[START Records for processing]
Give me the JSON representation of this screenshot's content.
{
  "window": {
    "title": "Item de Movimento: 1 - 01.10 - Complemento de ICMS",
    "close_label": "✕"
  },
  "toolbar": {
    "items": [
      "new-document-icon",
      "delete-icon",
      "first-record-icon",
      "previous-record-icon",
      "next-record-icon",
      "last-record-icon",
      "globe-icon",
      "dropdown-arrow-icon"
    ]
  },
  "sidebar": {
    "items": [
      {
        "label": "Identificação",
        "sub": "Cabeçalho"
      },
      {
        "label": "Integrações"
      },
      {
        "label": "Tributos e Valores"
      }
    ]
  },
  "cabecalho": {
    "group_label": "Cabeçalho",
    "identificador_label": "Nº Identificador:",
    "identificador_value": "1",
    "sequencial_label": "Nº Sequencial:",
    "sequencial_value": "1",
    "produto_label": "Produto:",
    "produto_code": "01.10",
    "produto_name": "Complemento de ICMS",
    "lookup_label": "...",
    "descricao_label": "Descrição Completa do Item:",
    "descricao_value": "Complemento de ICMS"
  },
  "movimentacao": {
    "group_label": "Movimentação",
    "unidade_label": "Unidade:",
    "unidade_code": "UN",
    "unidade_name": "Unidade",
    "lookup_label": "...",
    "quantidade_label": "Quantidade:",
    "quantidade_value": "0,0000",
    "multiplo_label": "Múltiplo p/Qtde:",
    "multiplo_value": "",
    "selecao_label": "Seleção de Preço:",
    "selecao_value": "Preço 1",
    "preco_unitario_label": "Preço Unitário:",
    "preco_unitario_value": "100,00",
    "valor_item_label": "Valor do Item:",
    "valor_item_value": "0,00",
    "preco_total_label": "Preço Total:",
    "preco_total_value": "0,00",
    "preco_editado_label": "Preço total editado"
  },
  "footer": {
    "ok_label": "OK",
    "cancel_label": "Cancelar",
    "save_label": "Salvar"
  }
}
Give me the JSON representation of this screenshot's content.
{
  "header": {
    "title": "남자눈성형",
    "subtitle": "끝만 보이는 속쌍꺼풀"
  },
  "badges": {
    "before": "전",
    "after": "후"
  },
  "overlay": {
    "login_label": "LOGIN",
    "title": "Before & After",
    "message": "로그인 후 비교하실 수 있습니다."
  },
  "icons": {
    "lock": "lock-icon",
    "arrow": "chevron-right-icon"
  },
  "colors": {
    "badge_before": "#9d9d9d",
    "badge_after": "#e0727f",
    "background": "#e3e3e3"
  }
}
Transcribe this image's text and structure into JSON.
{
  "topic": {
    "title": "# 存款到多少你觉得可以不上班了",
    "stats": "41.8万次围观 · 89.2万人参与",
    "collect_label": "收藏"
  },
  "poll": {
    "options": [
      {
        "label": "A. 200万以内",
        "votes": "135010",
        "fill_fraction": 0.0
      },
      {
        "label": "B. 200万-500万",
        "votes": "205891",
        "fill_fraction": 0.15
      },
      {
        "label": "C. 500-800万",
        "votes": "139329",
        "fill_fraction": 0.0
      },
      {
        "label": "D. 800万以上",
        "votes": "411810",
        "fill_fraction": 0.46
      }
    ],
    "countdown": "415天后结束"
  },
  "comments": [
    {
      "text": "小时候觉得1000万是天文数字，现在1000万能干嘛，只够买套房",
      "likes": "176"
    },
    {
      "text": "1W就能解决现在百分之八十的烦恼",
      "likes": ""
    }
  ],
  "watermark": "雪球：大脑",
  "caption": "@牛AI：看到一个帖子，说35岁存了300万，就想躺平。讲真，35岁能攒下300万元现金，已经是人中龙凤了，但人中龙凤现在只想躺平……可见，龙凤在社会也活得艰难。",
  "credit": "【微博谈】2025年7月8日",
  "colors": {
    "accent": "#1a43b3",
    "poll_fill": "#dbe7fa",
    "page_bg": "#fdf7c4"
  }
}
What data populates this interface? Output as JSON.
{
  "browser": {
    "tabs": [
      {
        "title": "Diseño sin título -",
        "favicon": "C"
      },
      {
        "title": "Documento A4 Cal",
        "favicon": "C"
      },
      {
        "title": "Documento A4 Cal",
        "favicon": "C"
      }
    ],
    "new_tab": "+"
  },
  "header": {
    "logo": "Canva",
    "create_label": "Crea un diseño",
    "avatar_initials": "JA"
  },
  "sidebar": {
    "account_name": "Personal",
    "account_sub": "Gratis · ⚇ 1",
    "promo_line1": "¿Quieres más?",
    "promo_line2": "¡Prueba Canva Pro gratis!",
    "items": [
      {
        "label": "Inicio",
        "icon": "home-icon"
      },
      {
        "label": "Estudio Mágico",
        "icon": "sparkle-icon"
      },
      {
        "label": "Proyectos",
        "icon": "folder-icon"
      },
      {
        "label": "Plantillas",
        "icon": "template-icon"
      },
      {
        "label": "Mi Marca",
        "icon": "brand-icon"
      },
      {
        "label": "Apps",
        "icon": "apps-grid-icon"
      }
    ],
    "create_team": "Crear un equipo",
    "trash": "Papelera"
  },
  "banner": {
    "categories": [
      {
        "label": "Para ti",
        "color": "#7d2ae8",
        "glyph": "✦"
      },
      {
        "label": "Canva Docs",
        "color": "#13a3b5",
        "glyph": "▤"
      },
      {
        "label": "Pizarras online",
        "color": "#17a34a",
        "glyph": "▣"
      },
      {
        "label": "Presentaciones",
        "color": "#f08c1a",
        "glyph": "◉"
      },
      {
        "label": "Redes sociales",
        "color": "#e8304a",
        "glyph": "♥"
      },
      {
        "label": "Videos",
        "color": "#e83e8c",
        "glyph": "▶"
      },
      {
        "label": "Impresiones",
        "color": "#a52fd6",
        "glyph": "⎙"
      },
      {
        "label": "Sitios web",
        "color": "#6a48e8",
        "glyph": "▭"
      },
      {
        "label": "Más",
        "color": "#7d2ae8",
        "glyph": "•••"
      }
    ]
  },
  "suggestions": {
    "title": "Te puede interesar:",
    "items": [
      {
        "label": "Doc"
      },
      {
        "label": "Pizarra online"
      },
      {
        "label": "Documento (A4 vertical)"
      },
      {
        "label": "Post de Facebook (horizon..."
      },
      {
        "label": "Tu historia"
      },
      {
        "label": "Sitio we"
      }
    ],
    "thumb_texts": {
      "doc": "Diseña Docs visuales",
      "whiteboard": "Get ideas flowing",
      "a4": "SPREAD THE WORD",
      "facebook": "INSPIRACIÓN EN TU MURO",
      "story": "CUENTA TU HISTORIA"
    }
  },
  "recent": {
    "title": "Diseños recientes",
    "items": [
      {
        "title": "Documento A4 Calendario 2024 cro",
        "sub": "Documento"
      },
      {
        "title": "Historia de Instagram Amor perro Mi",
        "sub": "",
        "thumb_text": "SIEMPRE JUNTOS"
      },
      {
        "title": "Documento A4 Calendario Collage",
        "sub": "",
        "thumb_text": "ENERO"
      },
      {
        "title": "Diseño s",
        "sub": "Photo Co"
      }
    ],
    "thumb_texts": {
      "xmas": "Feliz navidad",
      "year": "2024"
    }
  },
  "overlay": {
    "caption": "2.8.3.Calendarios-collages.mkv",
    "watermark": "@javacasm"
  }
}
[END Records for processing]
• Objective: Please reproduce the entire listing, exactly as shown.

• Solution below:
Give me the JSON representation of this screenshot's content.
{
  "window": {
    "title": "Item de Movimento: 1 - 01.10 - Complemento de ICMS",
    "close_label": "✕"
  },
  "toolbar": {
    "items": [
      "new-document-icon",
      "delete-icon",
      "first-record-icon",
      "previous-record-icon",
      "next-record-icon",
      "last-record-icon",
      "globe-icon",
      "dropdown-arrow-icon"
    ]
  },
  "sidebar": {
    "items": [
      {
        "label": "Identificação",
        "sub": "Cabeçalho"
      },
      {
        "label": "Integrações"
      },
      {
        "label": "Tributos e Valores"
      }
    ]
  },
  "cabecalho": {
    "group_label": "Cabeçalho",
    "identificador_label": "Nº Identificador:",
    "identificador_value": "1",
    "sequencial_label": "Nº Sequencial:",
    "sequencial_value": "1",
    "produto_label": "Produto:",
    "produto_code": "01.10",
    "produto_name": "Complemento de ICMS",
    "lookup_label": "...",
    "descricao_label": "Descrição Completa do Item:",
    "descricao_value": "Complemento de ICMS"
  },
  "movimentacao": {
    "group_label": "Movimentação",
    "unidade_label": "Unidade:",
    "unidade_code": "UN",
    "unidade_name": "Unidade",
    "lookup_label": "...",
    "quantidade_label": "Quantidade:",
    "quantidade_value": "0,0000",
    "multiplo_label": "Múltiplo p/Qtde:",
    "multiplo_value": "",
    "selecao_label": "Seleção de Preço:",
    "selecao_value": "Preço 1",
    "preco_unitario_label": "Preço Unitário:",
    "preco_unitario_value": "100,00",
    "valor_item_label": "Valor do Item:",
    "valor_item_value": "0,00",
    "preco_total_label": "Preço Total:",
    "preco_total_value": "0,00",
    "preco_editado_label": "Preço total editado"
  },
  "footer": {
    "ok_label": "OK",
    "cancel_label": "Cancelar",
    "save_label": "Salvar"
  }
}
Give me the JSON representation of this screenshot's content.
{
  "header": {
    "title": "남자눈성형",
    "subtitle": "끝만 보이는 속쌍꺼풀"
  },
  "badges": {
    "before": "전",
    "after": "후"
  },
  "overlay": {
    "login_label": "LOGIN",
    "title": "Before & After",
    "message": "로그인 후 비교하실 수 있습니다."
  },
  "icons": {
    "lock": "lock-icon",
    "arrow": "chevron-right-icon"
  },
  "colors": {
    "badge_before": "#9d9d9d",
    "badge_after": "#e0727f",
    "background": "#e3e3e3"
  }
}
Transcribe this image's text and structure into JSON.
{
  "topic": {
    "title": "# 存款到多少你觉得可以不上班了",
    "stats": "41.8万次围观 · 89.2万人参与",
    "collect_label": "收藏"
  },
  "poll": {
    "options": [
      {
        "label": "A. 200万以内",
        "votes": "135010",
        "fill_fraction": 0.0
      },
      {
        "label": "B. 200万-500万",
        "votes": "205891",
        "fill_fraction": 0.15
      },
      {
        "label": "C. 500-800万",
        "votes": "139329",
        "fill_fraction": 0.0
      },
      {
        "label": "D. 800万以上",
        "votes": "411810",
        "fill_fraction": 0.46
      }
    ],
    "countdown": "415天后结束"
  },
  "comments": [
    {
      "text": "小时候觉得1000万是天文数字，现在1000万能干嘛，只够买套房",
      "likes": "176"
    },
    {
      "text": "1W就能解决现在百分之八十的烦恼",
      "likes": ""
    }
  ],
  "watermark": "雪球：大脑",
  "caption": "@牛AI：看到一个帖子，说35岁存了300万，就想躺平。讲真，35岁能攒下300万元现金，已经是人中龙凤了，但人中龙凤现在只想躺平……可见，龙凤在社会也活得艰难。",
  "credit": "【微博谈】2025年7月8日",
  "colors": {
    "accent": "#1a43b3",
    "poll_fill": "#dbe7fa",
    "page_bg": "#fdf7c4"
  }
}
What data populates this interface? Output as JSON.
{
  "browser": {
    "tabs": [
      {
        "title": "Diseño sin título -",
        "favicon": "C"
      },
      {
        "title": "Documento A4 Cal",
        "favicon": "C"
      },
      {
        "title": "Documento A4 Cal",
        "favicon": "C"
      }
    ],
    "new_tab": "+"
  },
  "header": {
    "logo": "Canva",
    "create_label": "Crea un diseño",
    "avatar_initials": "JA"
  },
  "sidebar": {
    "account_name": "Personal",
    "account_sub": "Gratis · ⚇ 1",
    "promo_line1": "¿Quieres más?",
    "promo_line2": "¡Prueba Canva Pro gratis!",
    "items": [
      {
        "label": "Inicio",
        "icon": "home-icon"
      },
      {
        "label": "Estudio Mágico",
        "icon": "sparkle-icon"
      },
      {
        "label": "Proyectos",
        "icon": "folder-icon"
      },
      {
        "label": "Plantillas",
        "icon": "template-icon"
      },
      {
        "label": "Mi Marca",
        "icon": "brand-icon"
      },
      {
        "label": "Apps",
        "icon": "apps-grid-icon"
      }
    ],
    "create_team": "Crear un equipo",
    "trash": "Papelera"
  },
  "banner": {
    "categories": [
      {
        "label": "Para ti",
        "color": "#7d2ae8",
        "glyph": "✦"
      },
      {
        "label": "Canva Docs",
        "color": "#13a3b5",
        "glyph": "▤"
      },
      {
        "label": "Pizarras online",
        "color": "#17a34a",
        "glyph": "▣"
      },
      {
        "label": "Presentaciones",
        "color": "#f08c1a",
        "glyph": "◉"
      },
      {
        "label": "Redes sociales",
        "color": "#e8304a",
        "glyph": "♥"
      },
      {
        "label": "Videos",
        "color": "#e83e8c",
        "glyph": "▶"
      },
      {
        "label": "Impresiones",
        "color": "#a52fd6",
        "glyph": "⎙"
      },
      {
        "label": "Sitios web",
        "color": "#6a48e8",
        "glyph": "▭"
      },
      {
        "label": "Más",
        "color": "#7d2ae8",
        "glyph": "•••"
      }
    ]
  },
  "suggestions": {
    "title": "Te puede interesar:",
    "items": [
      {
        "label": "Doc"
      },
      {
        "label": "Pizarra online"
      },
      {
        "label": "Documento (A4 vertical)"
      },
      {
        "label": "Post de Facebook (horizon..."
      },
      {
        "label": "Tu historia"
      },
      {
        "label": "Sitio we"
      }
    ],
    "thumb_texts": {
      "doc": "Diseña Docs visuales",
      "whiteboard": "Get ideas flowing",
      "a4": "SPREAD THE WORD",
      "facebook": "INSPIRACIÓN EN TU MURO",
      "story": "CUENTA TU HISTORIA"
    }
  },
  "recent": {
    "title": "Diseños recientes",
    "items": [
      {
        "title": "Documento A4 Calendario 2024 cro",
        "sub": "Documento"
      },
      {
        "title": "Historia de Instagram Amor perro Mi",
        "sub": "",
        "thumb_text": "SIEMPRE JUNTOS"
      },
      {
        "title": "Documento A4 Calendario Collage",
        "sub": "",
        "thumb_text": "ENERO"
      },
      {
        "title": "Diseño s",
        "sub": "Photo Co"
      }
    ],
    "thumb_texts": {
      "xmas": "Feliz navidad",
      "year": "2024"
    }
  },
  "overlay": {
    "caption": "2.8.3.Calendarios-collages.mkv",
    "watermark": "@javacasm"
  }
}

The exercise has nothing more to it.